===== Data entries =====
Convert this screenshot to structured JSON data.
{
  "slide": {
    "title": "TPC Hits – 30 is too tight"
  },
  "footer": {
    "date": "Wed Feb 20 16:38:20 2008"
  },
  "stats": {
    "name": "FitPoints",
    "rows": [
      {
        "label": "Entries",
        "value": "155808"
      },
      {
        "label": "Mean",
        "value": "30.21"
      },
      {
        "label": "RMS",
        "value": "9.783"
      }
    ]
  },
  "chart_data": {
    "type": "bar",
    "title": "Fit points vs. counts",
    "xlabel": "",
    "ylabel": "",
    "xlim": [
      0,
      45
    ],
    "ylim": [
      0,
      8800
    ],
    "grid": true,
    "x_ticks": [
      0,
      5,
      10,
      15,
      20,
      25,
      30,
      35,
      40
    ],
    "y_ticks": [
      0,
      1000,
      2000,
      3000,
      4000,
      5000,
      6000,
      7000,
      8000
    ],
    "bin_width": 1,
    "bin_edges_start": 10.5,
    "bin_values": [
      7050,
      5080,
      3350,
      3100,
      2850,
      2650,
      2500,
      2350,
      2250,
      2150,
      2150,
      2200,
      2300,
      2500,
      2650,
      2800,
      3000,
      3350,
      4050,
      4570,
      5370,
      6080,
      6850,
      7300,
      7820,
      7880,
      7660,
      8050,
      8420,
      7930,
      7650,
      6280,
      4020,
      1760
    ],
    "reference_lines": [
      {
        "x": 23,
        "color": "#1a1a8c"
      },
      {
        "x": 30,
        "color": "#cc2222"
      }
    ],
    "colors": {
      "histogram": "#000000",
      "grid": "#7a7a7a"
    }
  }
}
=====
> **Problem statement**:
Gather each line that holds "title".

> **Result for this exercise**:
    "title": "TPC Hits – 30 is too tight"
    "title": "Fit points vs. counts",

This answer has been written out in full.